Start

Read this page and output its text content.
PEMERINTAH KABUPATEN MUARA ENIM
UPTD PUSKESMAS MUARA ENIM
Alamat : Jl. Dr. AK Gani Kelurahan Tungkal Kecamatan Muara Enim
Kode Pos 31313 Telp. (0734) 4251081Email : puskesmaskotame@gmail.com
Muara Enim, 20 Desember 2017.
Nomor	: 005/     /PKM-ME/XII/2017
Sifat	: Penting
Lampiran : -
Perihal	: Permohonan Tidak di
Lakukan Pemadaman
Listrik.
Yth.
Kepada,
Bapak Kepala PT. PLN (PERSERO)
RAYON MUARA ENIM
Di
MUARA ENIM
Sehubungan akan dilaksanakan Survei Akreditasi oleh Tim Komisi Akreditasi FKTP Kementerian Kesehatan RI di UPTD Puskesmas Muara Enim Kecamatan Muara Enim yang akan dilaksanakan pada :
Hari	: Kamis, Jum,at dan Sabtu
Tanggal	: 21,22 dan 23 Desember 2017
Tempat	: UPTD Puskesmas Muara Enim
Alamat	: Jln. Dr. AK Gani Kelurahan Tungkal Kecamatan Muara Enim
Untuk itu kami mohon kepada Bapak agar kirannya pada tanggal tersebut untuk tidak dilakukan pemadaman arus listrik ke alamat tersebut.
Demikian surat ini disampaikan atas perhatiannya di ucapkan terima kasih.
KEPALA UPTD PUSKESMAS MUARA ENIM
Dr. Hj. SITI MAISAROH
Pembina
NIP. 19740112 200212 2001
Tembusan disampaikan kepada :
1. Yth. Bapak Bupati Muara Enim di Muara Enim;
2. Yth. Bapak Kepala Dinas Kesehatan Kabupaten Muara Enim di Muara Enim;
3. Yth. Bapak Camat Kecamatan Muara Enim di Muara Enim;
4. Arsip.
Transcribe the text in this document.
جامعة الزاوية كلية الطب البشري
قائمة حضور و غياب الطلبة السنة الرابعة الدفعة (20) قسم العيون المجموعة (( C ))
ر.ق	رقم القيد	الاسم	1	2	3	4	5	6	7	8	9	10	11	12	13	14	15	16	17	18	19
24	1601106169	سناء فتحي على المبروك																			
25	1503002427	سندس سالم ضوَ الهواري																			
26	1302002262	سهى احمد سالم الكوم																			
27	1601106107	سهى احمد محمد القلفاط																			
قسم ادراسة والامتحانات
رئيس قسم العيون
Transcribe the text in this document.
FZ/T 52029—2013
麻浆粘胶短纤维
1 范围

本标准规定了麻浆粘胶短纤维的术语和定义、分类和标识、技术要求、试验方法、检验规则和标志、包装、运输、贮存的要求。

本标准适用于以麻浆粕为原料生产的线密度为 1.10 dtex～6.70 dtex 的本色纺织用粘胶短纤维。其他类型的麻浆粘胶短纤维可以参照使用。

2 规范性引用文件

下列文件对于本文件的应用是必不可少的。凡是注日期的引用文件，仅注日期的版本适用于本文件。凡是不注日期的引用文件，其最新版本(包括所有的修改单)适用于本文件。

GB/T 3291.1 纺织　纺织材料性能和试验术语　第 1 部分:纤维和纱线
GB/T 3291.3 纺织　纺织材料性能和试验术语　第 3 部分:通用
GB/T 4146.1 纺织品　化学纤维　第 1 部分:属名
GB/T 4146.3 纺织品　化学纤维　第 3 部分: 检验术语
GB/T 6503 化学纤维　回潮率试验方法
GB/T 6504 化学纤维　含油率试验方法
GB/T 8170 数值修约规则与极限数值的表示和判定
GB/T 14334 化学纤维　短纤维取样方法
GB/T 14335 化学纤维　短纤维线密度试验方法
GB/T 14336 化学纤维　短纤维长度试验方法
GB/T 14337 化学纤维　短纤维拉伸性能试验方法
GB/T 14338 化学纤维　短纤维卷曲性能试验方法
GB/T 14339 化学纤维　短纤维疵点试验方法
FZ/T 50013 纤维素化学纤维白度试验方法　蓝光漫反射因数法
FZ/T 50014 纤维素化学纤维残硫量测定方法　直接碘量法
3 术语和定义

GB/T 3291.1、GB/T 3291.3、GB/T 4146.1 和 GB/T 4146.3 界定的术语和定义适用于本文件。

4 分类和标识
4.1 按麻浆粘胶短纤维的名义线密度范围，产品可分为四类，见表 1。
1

End

Using the entries above, please restate each one word for word.

[Answer for the task]
Read this page and output its text content.
PEMERINTAH KABUPATEN MUARA ENIM
UPTD PUSKESMAS MUARA ENIM
Alamat : Jl. Dr. AK Gani Kelurahan Tungkal Kecamatan Muara Enim
Kode Pos 31313 Telp. (0734) 4251081Email : puskesmaskotame@gmail.com
Muara Enim, 20 Desember 2017.
Nomor	: 005/     /PKM-ME/XII/2017
Sifat	: Penting
Lampiran : -
Perihal	: Permohonan Tidak di
Lakukan Pemadaman
Listrik.
Yth.
Kepada,
Bapak Kepala PT. PLN (PERSERO)
RAYON MUARA ENIM
Di
MUARA ENIM
Sehubungan akan dilaksanakan Survei Akreditasi oleh Tim Komisi Akreditasi FKTP Kementerian Kesehatan RI di UPTD Puskesmas Muara Enim Kecamatan Muara Enim yang akan dilaksanakan pada :
Hari	: Kamis, Jum,at dan Sabtu
Tanggal	: 21,22 dan 23 Desember 2017
Tempat	: UPTD Puskesmas Muara Enim
Alamat	: Jln. Dr. AK Gani Kelurahan Tungkal Kecamatan Muara Enim
Untuk itu kami mohon kepada Bapak agar kirannya pada tanggal tersebut untuk tidak dilakukan pemadaman arus listrik ke alamat tersebut.
Demikian surat ini disampaikan atas perhatiannya di ucapkan terima kasih.
KEPALA UPTD PUSKESMAS MUARA ENIM
Dr. Hj. SITI MAISAROH
Pembina
NIP. 19740112 200212 2001
Tembusan disampaikan kepada :
1. Yth. Bapak Bupati Muara Enim di Muara Enim;
2. Yth. Bapak Kepala Dinas Kesehatan Kabupaten Muara Enim di Muara Enim;
3. Yth. Bapak Camat Kecamatan Muara Enim di Muara Enim;
4. Arsip.
Transcribe the text in this document.
جامعة الزاوية كلية الطب البشري
قائمة حضور و غياب الطلبة السنة الرابعة الدفعة (20) قسم العيون المجموعة (( C ))
ر.ق	رقم القيد	الاسم	1	2	3	4	5	6	7	8	9	10	11	12	13	14	15	16	17	18	19
24	1601106169	سناء فتحي على المبروك																			
25	1503002427	سندس سالم ضوَ الهواري																			
26	1302002262	سهى احمد سالم الكوم																			
27	1601106107	سهى احمد محمد القلفاط																			
قسم ادراسة والامتحانات
رئيس قسم العيون
Transcribe the text in this document.
FZ/T 52029—2013
麻浆粘胶短纤维
1 范围

本标准规定了麻浆粘胶短纤维的术语和定义、分类和标识、技术要求、试验方法、检验规则和标志、包装、运输、贮存的要求。

本标准适用于以麻浆粕为原料生产的线密度为 1.10 dtex～6.70 dtex 的本色纺织用粘胶短纤维。其他类型的麻浆粘胶短纤维可以参照使用。

2 规范性引用文件

下列文件对于本文件的应用是必不可少的。凡是注日期的引用文件，仅注日期的版本适用于本文件。凡是不注日期的引用文件，其最新版本(包括所有的修改单)适用于本文件。

GB/T 3291.1 纺织　纺织材料性能和试验术语　第 1 部分:纤维和纱线
GB/T 3291.3 纺织　纺织材料性能和试验术语　第 3 部分:通用
GB/T 4146.1 纺织品　化学纤维　第 1 部分:属名
GB/T 4146.3 纺织品　化学纤维　第 3 部分: 检验术语
GB/T 6503 化学纤维　回潮率试验方法
GB/T 6504 化学纤维　含油率试验方法
GB/T 8170 数值修约规则与极限数值的表示和判定
GB/T 14334 化学纤维　短纤维取样方法
GB/T 14335 化学纤维　短纤维线密度试验方法
GB/T 14336 化学纤维　短纤维长度试验方法
GB/T 14337 化学纤维　短纤维拉伸性能试验方法
GB/T 14338 化学纤维　短纤维卷曲性能试验方法
GB/T 14339 化学纤维　短纤维疵点试验方法
FZ/T 50013 纤维素化学纤维白度试验方法　蓝光漫反射因数法
FZ/T 50014 纤维素化学纤维残硫量测定方法　直接碘量法
3 术语和定义

GB/T 3291.1、GB/T 3291.3、GB/T 4146.1 和 GB/T 4146.3 界定的术语和定义适用于本文件。

4 分类和标识
4.1 按麻浆粘胶短纤维的名义线密度范围，产品可分为四类，见表 1。
1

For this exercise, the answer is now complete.